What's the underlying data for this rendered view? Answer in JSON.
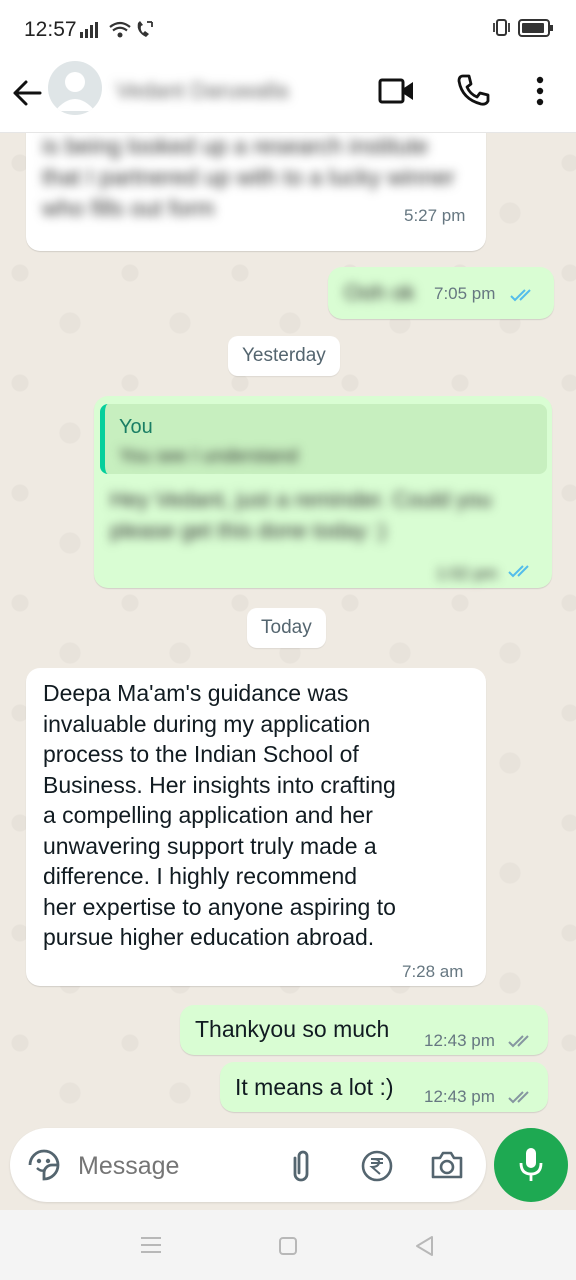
{
  "status_bar": {
    "time": "12:57"
  },
  "header": {
    "contact_name": "Vedant Daruwalla"
  },
  "messages": {
    "m1_blurred_text": "is being looked up a research institute that I partnered up with to a lucky winner who fills out form",
    "m1_time": "5:27 pm",
    "m2_blurred_text": "Ooh ok",
    "m2_time": "7:05 pm",
    "date_yesterday": "Yesterday",
    "m3_quote_author": "You",
    "m3_quote_text_blurred": "You see I understand",
    "m3_blurred_text": "Hey Vedant, just a reminder. Could you please get this done today :)",
    "m3_time": "1:02 pm",
    "date_today": "Today",
    "m4_lines": [
      "Deepa Ma'am's guidance was",
      "invaluable during my application",
      "process to the Indian School of",
      "Business. Her insights into crafting",
      "a compelling application and her",
      "unwavering support truly made a",
      "difference. I highly recommend",
      "her expertise to anyone aspiring to",
      "pursue higher education abroad."
    ],
    "m4_time": "7:28 am",
    "m5_text": "Thankyou so much",
    "m5_time": "12:43 pm",
    "m6_text": "It means a lot :)",
    "m6_time": "12:43 pm"
  },
  "composer": {
    "placeholder": "Message"
  },
  "colors": {
    "incoming_bubble": "#ffffff",
    "outgoing_bubble": "#d9fdd3",
    "accent_green": "#1ea952",
    "read_tick_blue": "#53bdeb",
    "delivered_tick_gray": "#8696a0",
    "chat_background": "#efeae2"
  },
  "icons": {
    "back": "arrow-left-icon",
    "video": "video-call-icon",
    "phone": "phone-icon",
    "menu": "more-vert-icon",
    "emoji": "sticker-icon",
    "attach": "paperclip-icon",
    "payment": "rupee-icon",
    "camera": "camera-icon",
    "mic": "mic-icon"
  }
}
┄┄┄┄┄┄
Problem to solve:
Track down all lines above with the string "Vedant" and copy them.

Output for this task:
    "contact_name": "Vedant Daruwalla"
    "m3_blurred_text": "Hey Vedant, just a reminder. Could you please get this done today :)",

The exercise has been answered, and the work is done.